▶ [Your instructions]: Records follow. Select each line holding "page".
[Opening Supplied material section]
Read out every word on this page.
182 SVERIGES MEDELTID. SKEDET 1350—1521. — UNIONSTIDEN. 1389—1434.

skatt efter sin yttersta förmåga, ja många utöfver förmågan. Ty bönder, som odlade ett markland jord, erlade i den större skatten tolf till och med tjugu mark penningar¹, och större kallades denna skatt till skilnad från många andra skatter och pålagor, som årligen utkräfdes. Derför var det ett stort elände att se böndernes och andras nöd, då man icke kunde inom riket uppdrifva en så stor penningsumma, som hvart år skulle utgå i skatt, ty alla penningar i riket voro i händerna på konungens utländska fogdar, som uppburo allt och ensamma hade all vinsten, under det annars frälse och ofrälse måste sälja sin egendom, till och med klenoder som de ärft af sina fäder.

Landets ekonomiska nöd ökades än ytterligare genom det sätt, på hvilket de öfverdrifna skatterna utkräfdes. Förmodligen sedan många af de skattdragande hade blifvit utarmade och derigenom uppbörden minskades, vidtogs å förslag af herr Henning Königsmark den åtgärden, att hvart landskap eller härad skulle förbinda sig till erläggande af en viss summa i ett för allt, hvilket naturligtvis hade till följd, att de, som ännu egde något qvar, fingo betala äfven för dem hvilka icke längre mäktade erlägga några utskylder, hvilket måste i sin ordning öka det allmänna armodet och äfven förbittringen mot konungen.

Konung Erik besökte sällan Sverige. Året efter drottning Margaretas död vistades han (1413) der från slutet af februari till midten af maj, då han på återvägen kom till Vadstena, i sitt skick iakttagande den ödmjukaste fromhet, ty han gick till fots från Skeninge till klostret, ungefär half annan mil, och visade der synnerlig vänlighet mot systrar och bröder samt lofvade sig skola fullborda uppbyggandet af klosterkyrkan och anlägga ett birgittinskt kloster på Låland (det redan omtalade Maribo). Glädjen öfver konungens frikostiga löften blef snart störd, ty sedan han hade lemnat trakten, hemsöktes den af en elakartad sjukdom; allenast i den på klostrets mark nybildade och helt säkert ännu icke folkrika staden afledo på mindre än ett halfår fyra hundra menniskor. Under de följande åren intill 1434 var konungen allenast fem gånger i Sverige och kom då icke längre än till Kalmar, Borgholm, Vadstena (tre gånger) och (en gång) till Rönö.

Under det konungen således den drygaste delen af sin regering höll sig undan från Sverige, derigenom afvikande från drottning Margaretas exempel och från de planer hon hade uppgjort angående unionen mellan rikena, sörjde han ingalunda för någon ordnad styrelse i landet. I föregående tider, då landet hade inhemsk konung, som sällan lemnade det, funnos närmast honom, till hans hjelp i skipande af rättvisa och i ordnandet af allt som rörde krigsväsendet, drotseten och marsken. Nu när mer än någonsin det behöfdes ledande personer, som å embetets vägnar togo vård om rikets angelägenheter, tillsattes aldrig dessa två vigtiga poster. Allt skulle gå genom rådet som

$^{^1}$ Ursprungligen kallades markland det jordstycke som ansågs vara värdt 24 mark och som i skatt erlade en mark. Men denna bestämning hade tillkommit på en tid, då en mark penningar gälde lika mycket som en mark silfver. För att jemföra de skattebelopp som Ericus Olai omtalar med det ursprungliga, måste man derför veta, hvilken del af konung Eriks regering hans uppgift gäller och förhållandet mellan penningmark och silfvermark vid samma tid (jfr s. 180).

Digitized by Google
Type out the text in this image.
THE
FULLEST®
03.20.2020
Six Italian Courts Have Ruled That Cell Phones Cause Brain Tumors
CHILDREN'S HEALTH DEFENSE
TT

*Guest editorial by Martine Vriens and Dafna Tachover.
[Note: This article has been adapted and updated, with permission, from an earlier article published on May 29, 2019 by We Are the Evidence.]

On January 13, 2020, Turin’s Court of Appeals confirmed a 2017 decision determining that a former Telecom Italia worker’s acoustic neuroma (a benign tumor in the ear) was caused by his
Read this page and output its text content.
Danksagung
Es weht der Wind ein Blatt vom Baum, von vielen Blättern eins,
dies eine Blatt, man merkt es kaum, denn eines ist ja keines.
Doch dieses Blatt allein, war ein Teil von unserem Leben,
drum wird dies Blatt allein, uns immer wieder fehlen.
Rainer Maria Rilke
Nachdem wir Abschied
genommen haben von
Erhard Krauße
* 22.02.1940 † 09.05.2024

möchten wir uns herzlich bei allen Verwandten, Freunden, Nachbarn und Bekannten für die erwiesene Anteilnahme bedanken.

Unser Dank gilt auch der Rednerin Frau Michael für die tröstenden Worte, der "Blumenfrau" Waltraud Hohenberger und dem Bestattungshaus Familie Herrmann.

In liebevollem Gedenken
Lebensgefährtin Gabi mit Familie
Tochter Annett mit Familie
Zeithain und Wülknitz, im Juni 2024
[Closing Supplied material section]
▶ [Expected output]:
Read out every word on this page.
Read this page and output its text content.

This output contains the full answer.